(Figure record extracts)

--- begin ---

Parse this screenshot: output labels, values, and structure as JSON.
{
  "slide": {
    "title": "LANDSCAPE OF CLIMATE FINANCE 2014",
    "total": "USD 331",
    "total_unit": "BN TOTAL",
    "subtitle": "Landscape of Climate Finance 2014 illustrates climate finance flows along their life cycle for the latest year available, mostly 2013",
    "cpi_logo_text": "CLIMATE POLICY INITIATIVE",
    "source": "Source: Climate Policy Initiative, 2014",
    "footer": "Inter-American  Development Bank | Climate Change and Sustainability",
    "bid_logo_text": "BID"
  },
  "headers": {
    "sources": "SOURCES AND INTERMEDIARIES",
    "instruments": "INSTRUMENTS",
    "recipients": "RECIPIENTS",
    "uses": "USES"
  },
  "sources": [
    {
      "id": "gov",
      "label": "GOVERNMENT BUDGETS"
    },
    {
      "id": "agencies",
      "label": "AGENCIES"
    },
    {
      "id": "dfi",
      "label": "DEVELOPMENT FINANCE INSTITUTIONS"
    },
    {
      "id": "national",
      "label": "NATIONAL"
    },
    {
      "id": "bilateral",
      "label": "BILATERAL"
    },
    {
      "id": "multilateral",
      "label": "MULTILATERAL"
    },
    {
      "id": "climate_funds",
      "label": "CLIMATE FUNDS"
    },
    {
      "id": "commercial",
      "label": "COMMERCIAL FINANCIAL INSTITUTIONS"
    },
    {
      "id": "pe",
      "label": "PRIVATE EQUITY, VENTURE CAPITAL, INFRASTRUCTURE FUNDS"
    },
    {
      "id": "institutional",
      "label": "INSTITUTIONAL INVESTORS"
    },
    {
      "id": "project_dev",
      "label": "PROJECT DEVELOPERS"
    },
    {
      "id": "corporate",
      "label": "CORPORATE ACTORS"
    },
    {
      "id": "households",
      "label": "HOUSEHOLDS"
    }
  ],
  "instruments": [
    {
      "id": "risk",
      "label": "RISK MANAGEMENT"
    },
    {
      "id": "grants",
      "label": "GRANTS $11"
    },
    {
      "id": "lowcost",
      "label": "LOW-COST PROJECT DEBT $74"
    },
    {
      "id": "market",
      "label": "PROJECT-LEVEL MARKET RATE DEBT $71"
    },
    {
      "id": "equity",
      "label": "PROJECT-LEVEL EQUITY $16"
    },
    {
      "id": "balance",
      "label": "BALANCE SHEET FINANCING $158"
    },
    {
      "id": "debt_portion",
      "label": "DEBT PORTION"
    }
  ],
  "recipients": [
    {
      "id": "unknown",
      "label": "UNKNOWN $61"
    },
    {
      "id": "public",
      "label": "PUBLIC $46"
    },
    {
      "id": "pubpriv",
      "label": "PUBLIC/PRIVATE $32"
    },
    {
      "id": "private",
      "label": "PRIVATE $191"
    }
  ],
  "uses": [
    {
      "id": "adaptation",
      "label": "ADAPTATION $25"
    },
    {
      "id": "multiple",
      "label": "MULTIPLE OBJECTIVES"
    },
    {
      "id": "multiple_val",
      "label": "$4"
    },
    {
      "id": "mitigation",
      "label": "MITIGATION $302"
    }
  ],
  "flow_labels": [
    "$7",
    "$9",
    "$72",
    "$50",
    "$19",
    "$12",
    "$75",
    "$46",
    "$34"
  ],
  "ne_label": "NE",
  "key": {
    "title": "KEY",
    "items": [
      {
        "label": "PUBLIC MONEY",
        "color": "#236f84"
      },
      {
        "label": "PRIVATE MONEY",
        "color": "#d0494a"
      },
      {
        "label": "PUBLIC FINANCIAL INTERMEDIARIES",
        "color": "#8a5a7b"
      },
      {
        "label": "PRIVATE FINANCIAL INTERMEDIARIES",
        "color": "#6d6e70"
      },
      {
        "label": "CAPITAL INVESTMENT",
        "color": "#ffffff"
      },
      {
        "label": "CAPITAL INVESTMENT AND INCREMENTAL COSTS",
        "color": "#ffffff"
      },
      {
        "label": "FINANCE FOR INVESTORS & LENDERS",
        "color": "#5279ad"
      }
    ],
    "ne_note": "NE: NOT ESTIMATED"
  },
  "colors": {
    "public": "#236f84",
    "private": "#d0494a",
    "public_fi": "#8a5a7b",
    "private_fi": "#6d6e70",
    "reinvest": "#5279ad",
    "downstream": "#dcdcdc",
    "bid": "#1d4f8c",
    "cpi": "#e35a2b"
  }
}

--- end ---

- _Task objective_: All of the material must be reproduced exactly.

- _Complete answer_:
Parse this screenshot: output labels, values, and structure as JSON.
{
  "slide": {
    "title": "LANDSCAPE OF CLIMATE FINANCE 2014",
    "total": "USD 331",
    "total_unit": "BN TOTAL",
    "subtitle": "Landscape of Climate Finance 2014 illustrates climate finance flows along their life cycle for the latest year available, mostly 2013",
    "cpi_logo_text": "CLIMATE POLICY INITIATIVE",
    "source": "Source: Climate Policy Initiative, 2014",
    "footer": "Inter-American  Development Bank | Climate Change and Sustainability",
    "bid_logo_text": "BID"
  },
  "headers": {
    "sources": "SOURCES AND INTERMEDIARIES",
    "instruments": "INSTRUMENTS",
    "recipients": "RECIPIENTS",
    "uses": "USES"
  },
  "sources": [
    {
      "id": "gov",
      "label": "GOVERNMENT BUDGETS"
    },
    {
      "id": "agencies",
      "label": "AGENCIES"
    },
    {
      "id": "dfi",
      "label": "DEVELOPMENT FINANCE INSTITUTIONS"
    },
    {
      "id": "national",
      "label": "NATIONAL"
    },
    {
      "id": "bilateral",
      "label": "BILATERAL"
    },
    {
      "id": "multilateral",
      "label": "MULTILATERAL"
    },
    {
      "id": "climate_funds",
      "label": "CLIMATE FUNDS"
    },
    {
      "id": "commercial",
      "label": "COMMERCIAL FINANCIAL INSTITUTIONS"
    },
    {
      "id": "pe",
      "label": "PRIVATE EQUITY, VENTURE CAPITAL, INFRASTRUCTURE FUNDS"
    },
    {
      "id": "institutional",
      "label": "INSTITUTIONAL INVESTORS"
    },
    {
      "id": "project_dev",
      "label": "PROJECT DEVELOPERS"
    },
    {
      "id": "corporate",
      "label": "CORPORATE ACTORS"
    },
    {
      "id": "households",
      "label": "HOUSEHOLDS"
    }
  ],
  "instruments": [
    {
      "id": "risk",
      "label": "RISK MANAGEMENT"
    },
    {
      "id": "grants",
      "label": "GRANTS $11"
    },
    {
      "id": "lowcost",
      "label": "LOW-COST PROJECT DEBT $74"
    },
    {
      "id": "market",
      "label": "PROJECT-LEVEL MARKET RATE DEBT $71"
    },
    {
      "id": "equity",
      "label": "PROJECT-LEVEL EQUITY $16"
    },
    {
      "id": "balance",
      "label": "BALANCE SHEET FINANCING $158"
    },
    {
      "id": "debt_portion",
      "label": "DEBT PORTION"
    }
  ],
  "recipients": [
    {
      "id": "unknown",
      "label": "UNKNOWN $61"
    },
    {
      "id": "public",
      "label": "PUBLIC $46"
    },
    {
      "id": "pubpriv",
      "label": "PUBLIC/PRIVATE $32"
    },
    {
      "id": "private",
      "label": "PRIVATE $191"
    }
  ],
  "uses": [
    {
      "id": "adaptation",
      "label": "ADAPTATION $25"
    },
    {
      "id": "multiple",
      "label": "MULTIPLE OBJECTIVES"
    },
    {
      "id": "multiple_val",
      "label": "$4"
    },
    {
      "id": "mitigation",
      "label": "MITIGATION $302"
    }
  ],
  "flow_labels": [
    "$7",
    "$9",
    "$72",
    "$50",
    "$19",
    "$12",
    "$75",
    "$46",
    "$34"
  ],
  "ne_label": "NE",
  "key": {
    "title": "KEY",
    "items": [
      {
        "label": "PUBLIC MONEY",
        "color": "#236f84"
      },
      {
        "label": "PRIVATE MONEY",
        "color": "#d0494a"
      },
      {
        "label": "PUBLIC FINANCIAL INTERMEDIARIES",
        "color": "#8a5a7b"
      },
      {
        "label": "PRIVATE FINANCIAL INTERMEDIARIES",
        "color": "#6d6e70"
      },
      {
        "label": "CAPITAL INVESTMENT",
        "color": "#ffffff"
      },
      {
        "label": "CAPITAL INVESTMENT AND INCREMENTAL COSTS",
        "color": "#ffffff"
      },
      {
        "label": "FINANCE FOR INVESTORS & LENDERS",
        "color": "#5279ad"
      }
    ],
    "ne_note": "NE: NOT ESTIMATED"
  },
  "colors": {
    "public": "#236f84",
    "private": "#d0494a",
    "public_fi": "#8a5a7b",
    "private_fi": "#6d6e70",
    "reinvest": "#5279ad",
    "downstream": "#dcdcdc",
    "bid": "#1d4f8c",
    "cpi": "#e35a2b"
  }
}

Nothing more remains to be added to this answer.